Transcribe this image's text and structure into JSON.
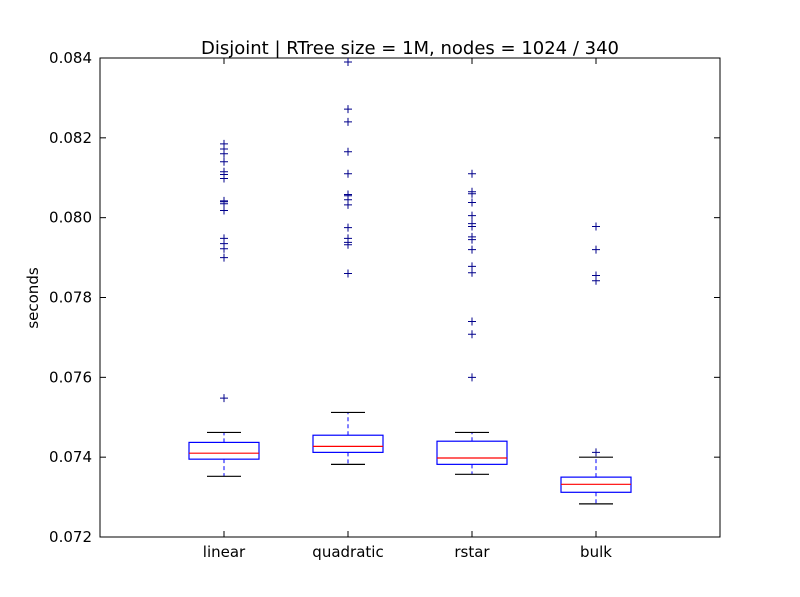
{
  "chart_data": {
    "type": "box",
    "title": "Disjoint | RTree size = 1M, nodes = 1024 / 340",
    "xlabel": "",
    "ylabel": "seconds",
    "ylim": [
      0.072,
      0.084
    ],
    "yticks": [
      "0.072",
      "0.074",
      "0.076",
      "0.078",
      "0.080",
      "0.082",
      "0.084"
    ],
    "categories": [
      "linear",
      "quadratic",
      "rstar",
      "bulk"
    ],
    "grid": false,
    "colors": {
      "box": "#0000ff",
      "median": "#ff0000",
      "whisker": "#000000",
      "flier": "#00008b"
    },
    "boxes": [
      {
        "label": "linear",
        "whisker_low": 0.07352,
        "q1": 0.07395,
        "median": 0.0741,
        "q3": 0.07437,
        "whisker_high": 0.07462,
        "fliers": [
          0.07548,
          0.079,
          0.07922,
          0.07935,
          0.07948,
          0.08018,
          0.08035,
          0.0804,
          0.08042,
          0.08098,
          0.08108,
          0.08115,
          0.0814,
          0.0816,
          0.08172,
          0.08185
        ]
      },
      {
        "label": "quadratic",
        "whisker_low": 0.07382,
        "q1": 0.07412,
        "median": 0.07427,
        "q3": 0.07455,
        "whisker_high": 0.07512,
        "fliers": [
          0.0786,
          0.07932,
          0.07938,
          0.07948,
          0.07975,
          0.08032,
          0.08045,
          0.08055,
          0.08058,
          0.0811,
          0.08165,
          0.0824,
          0.08272,
          0.0839
        ]
      },
      {
        "label": "rstar",
        "whisker_low": 0.07357,
        "q1": 0.07382,
        "median": 0.07398,
        "q3": 0.0744,
        "whisker_high": 0.07462,
        "fliers": [
          0.076,
          0.07708,
          0.0774,
          0.07862,
          0.07878,
          0.0792,
          0.07945,
          0.07952,
          0.07978,
          0.07985,
          0.08005,
          0.08038,
          0.0806,
          0.08065,
          0.0811
        ]
      },
      {
        "label": "bulk",
        "whisker_low": 0.07283,
        "q1": 0.07312,
        "median": 0.07332,
        "q3": 0.0735,
        "whisker_high": 0.074,
        "fliers": [
          0.07412,
          0.07842,
          0.07855,
          0.0792,
          0.07978
        ]
      }
    ]
  }
}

- - -

* _Work required_:
Leave out all images, then reproduce the entries above exactly.

* _Full answer_:
Transcribe this image's text and structure into JSON.
{
  "chart_data": {
    "type": "box",
    "title": "Disjoint | RTree size = 1M, nodes = 1024 / 340",
    "xlabel": "",
    "ylabel": "seconds",
    "ylim": [
      0.072,
      0.084
    ],
    "yticks": [
      "0.072",
      "0.074",
      "0.076",
      "0.078",
      "0.080",
      "0.082",
      "0.084"
    ],
    "categories": [
      "linear",
      "quadratic",
      "rstar",
      "bulk"
    ],
    "grid": false,
    "colors": {
      "box": "#0000ff",
      "median": "#ff0000",
      "whisker": "#000000",
      "flier": "#00008b"
    },
    "boxes": [
      {
        "label": "linear",
        "whisker_low": 0.07352,
        "q1": 0.07395,
        "median": 0.0741,
        "q3": 0.07437,
        "whisker_high": 0.07462,
        "fliers": [
          0.07548,
          0.079,
          0.07922,
          0.07935,
          0.07948,
          0.08018,
          0.08035,
          0.0804,
          0.08042,
          0.08098,
          0.08108,
          0.08115,
          0.0814,
          0.0816,
          0.08172,
          0.08185
        ]
      },
      {
        "label": "quadratic",
        "whisker_low": 0.07382,
        "q1": 0.07412,
        "median": 0.07427,
        "q3": 0.07455,
        "whisker_high": 0.07512,
        "fliers": [
          0.0786,
          0.07932,
          0.07938,
          0.07948,
          0.07975,
          0.08032,
          0.08045,
          0.08055,
          0.08058,
          0.0811,
          0.08165,
          0.0824,
          0.08272,
          0.0839
        ]
      },
      {
        "label": "rstar",
        "whisker_low": 0.07357,
        "q1": 0.07382,
        "median": 0.07398,
        "q3": 0.0744,
        "whisker_high": 0.07462,
        "fliers": [
          0.076,
          0.07708,
          0.0774,
          0.07862,
          0.07878,
          0.0792,
          0.07945,
          0.07952,
          0.07978,
          0.07985,
          0.08005,
          0.08038,
          0.0806,
          0.08065,
          0.0811
        ]
      },
      {
        "label": "bulk",
        "whisker_low": 0.07283,
        "q1": 0.07312,
        "median": 0.07332,
        "q3": 0.0735,
        "whisker_high": 0.074,
        "fliers": [
          0.07412,
          0.07842,
          0.07855,
          0.0792,
          0.07978
        ]
      }
    ]
  }
}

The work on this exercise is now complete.